(The problem)
Read the material below and count the lines holding the string "value". Give that count with nothing added.

(Material provided)
-- Start --

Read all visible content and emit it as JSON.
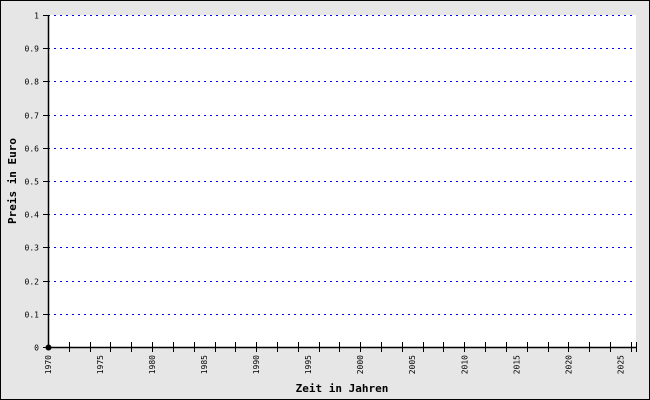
{
  "chart_data": {
    "type": "line",
    "title": "",
    "xlabel": "Zeit in Jahren",
    "ylabel": "Preis in Euro",
    "xlim": [
      1970,
      2026.5
    ],
    "ylim": [
      0,
      1
    ],
    "x_tick_labels": [
      "1970",
      "1975",
      "1980",
      "1985",
      "1990",
      "1995",
      "2000",
      "2005",
      "2010",
      "2015",
      "2020",
      "2025"
    ],
    "y_tick_labels": [
      "0",
      "0.1",
      "0.2",
      "0.3",
      "0.4",
      "0.5",
      "0.6",
      "0.7",
      "0.8",
      "0.9",
      "1"
    ],
    "grid": true,
    "grid_color": "#0000ff",
    "series": [
      {
        "x": [
          1970
        ],
        "y": [
          0
        ],
        "color": "#000000"
      }
    ]
  }
}
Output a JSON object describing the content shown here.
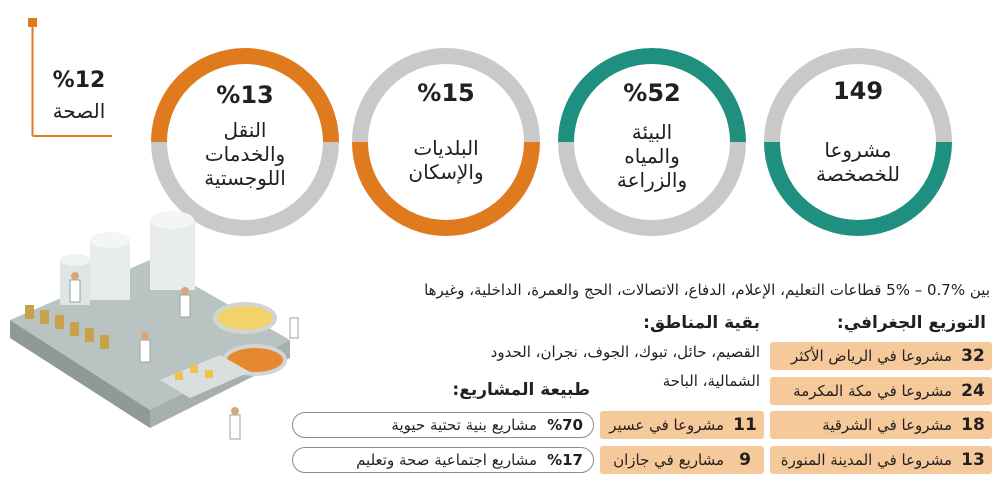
{
  "colors": {
    "orange": "#e07a1f",
    "teal": "#1f8f80",
    "gray": "#bdbdbd",
    "peach": "#f6c99a",
    "dark": "#231f20"
  },
  "health": {
    "value": "%12",
    "label": "الصحة"
  },
  "rings": [
    {
      "value": "149",
      "label_lines": [
        "مشروعا",
        "للخصخصة"
      ]
    },
    {
      "value": "%52",
      "label_lines": [
        "البيئة",
        "والمياه",
        "والزراعة"
      ]
    },
    {
      "value": "%15",
      "label_lines": [
        "البلديات",
        "والإسكان"
      ]
    },
    {
      "value": "%13",
      "label_lines": [
        "النقل",
        "والخدمات",
        "اللوجستية"
      ]
    }
  ],
  "sectors_line": "بين %0.7 – %5 قطاعات التعليم، الإعلام، الدفاع، الاتصالات، الحج والعمرة، الداخلية، وغيرها",
  "geo": {
    "heading": "التوزيع الجغرافي:",
    "items": [
      {
        "num": "32",
        "label": "مشروعا في الرياض الأكثر"
      },
      {
        "num": "24",
        "label": "مشروعا في مكة المكرمة"
      },
      {
        "num": "18",
        "label": "مشروعا في الشرقية"
      },
      {
        "num": "13",
        "label": "مشروعا في المدينة المنورة"
      }
    ],
    "more": [
      {
        "num": "11",
        "label": "مشروعا في عسير"
      },
      {
        "num": "9",
        "label": "مشاريع في جازان"
      }
    ]
  },
  "rest": {
    "heading": "بقية المناطق:",
    "line1": "القصيم، حائل، تبوك، الجوف، نجران، الحدود",
    "line2": "الشمالية، الباحة"
  },
  "types": {
    "heading": "طبيعة المشاريع:",
    "items": [
      {
        "pct": "%70",
        "label": "مشاريع بنية تحتية حيوية"
      },
      {
        "pct": "%17",
        "label": "مشاريع اجتماعية صحة وتعليم"
      }
    ]
  }
}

-- End --

(Output below)
5